MATERIAL FOR THE TASK
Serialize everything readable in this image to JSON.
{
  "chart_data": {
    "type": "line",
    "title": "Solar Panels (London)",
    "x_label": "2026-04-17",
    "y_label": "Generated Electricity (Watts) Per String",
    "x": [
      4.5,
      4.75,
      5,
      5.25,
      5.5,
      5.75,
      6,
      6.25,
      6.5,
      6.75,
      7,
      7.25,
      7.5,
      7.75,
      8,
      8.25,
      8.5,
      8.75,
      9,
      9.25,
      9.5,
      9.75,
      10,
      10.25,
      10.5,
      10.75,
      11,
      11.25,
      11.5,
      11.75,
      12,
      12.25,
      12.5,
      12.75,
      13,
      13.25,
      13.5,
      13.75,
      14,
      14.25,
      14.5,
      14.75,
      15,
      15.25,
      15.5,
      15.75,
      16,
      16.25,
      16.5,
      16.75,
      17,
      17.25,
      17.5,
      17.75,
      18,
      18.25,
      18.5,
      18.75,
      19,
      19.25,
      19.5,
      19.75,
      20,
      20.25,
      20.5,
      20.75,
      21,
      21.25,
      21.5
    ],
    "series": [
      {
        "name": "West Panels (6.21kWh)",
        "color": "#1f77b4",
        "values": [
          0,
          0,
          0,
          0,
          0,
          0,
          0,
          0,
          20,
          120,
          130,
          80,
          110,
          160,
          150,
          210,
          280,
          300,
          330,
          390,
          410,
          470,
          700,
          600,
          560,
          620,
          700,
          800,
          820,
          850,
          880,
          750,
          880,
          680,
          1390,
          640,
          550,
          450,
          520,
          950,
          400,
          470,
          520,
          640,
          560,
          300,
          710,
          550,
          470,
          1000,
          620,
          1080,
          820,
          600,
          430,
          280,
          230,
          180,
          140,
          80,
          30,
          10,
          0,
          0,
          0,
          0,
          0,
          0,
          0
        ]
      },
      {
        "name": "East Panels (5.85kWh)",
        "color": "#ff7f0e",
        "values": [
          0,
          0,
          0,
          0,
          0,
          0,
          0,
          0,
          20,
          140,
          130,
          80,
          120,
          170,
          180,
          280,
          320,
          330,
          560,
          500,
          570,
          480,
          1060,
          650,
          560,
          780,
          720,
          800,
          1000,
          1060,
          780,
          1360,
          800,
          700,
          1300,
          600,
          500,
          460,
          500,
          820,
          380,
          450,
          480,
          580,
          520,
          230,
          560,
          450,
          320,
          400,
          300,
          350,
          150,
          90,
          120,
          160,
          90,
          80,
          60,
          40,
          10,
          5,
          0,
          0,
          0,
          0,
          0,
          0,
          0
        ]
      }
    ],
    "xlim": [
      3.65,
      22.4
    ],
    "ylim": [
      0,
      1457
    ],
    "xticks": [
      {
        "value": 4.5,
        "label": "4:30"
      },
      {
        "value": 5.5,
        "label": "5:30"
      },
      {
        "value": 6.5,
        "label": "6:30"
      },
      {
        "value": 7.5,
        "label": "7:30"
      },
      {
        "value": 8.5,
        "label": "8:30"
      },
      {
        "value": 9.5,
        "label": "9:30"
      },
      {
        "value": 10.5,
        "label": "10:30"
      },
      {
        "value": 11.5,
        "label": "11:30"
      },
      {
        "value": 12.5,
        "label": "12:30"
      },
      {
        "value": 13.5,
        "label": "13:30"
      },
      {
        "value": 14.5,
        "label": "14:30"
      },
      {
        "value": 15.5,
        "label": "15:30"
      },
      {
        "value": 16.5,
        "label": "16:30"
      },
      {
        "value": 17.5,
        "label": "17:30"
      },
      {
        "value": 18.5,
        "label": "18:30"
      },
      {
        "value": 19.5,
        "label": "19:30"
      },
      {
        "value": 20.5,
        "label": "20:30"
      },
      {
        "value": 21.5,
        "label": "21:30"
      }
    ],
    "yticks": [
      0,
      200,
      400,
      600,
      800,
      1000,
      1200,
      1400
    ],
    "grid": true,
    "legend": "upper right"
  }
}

REQUEST
Pick out each line containing "Panels" and report it.

THE RESULT
    "title": "Solar Panels (London)",
        "name": "West Panels (6.21kWh)",
        "name": "East Panels (5.85kWh)",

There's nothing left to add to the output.